──────── DATA RECORDS

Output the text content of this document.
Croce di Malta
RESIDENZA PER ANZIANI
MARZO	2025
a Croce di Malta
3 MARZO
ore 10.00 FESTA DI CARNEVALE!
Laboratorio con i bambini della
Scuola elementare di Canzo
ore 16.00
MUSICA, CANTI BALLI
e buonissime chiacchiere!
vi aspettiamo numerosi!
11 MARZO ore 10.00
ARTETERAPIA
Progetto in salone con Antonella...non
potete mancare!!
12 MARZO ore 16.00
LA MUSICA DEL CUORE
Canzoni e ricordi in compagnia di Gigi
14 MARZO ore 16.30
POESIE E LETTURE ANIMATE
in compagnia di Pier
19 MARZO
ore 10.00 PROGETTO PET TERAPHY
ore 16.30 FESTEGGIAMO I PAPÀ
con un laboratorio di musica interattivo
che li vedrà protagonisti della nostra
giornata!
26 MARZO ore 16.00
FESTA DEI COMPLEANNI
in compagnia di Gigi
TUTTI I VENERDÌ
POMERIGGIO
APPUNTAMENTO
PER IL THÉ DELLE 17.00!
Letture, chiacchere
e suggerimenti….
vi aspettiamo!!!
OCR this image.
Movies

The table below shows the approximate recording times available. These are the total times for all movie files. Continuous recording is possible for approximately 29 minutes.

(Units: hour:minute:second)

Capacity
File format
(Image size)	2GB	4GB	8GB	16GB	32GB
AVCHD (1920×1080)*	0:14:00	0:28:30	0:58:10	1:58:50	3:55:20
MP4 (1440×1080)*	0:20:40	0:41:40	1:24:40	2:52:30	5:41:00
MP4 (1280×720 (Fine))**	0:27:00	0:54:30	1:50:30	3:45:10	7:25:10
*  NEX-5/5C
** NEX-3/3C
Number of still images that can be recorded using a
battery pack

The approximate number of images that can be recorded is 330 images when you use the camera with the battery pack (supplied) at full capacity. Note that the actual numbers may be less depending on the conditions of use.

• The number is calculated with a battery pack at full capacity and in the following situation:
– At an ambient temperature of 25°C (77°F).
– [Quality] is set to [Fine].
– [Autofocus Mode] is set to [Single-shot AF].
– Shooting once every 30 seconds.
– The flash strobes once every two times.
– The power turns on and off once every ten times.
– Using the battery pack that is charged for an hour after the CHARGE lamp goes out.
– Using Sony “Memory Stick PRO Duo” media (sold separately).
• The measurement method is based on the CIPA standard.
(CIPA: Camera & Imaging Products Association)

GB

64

────────────────

- [TASK DIRECTIONS] Find each line that has the word "battery", then copy it out.

- [RIGHT ANSWER]
battery pack
The approximate number of images that can be recorded is 330 images when you use the camera with the battery pack (supplied) at full capacity. Note that the actual numbers may be less depending on the conditions of use.
• The number is calculated with a battery pack at full capacity and in the following situation:
– Using the battery pack that is charged for an hour after the CHARGE lamp goes out.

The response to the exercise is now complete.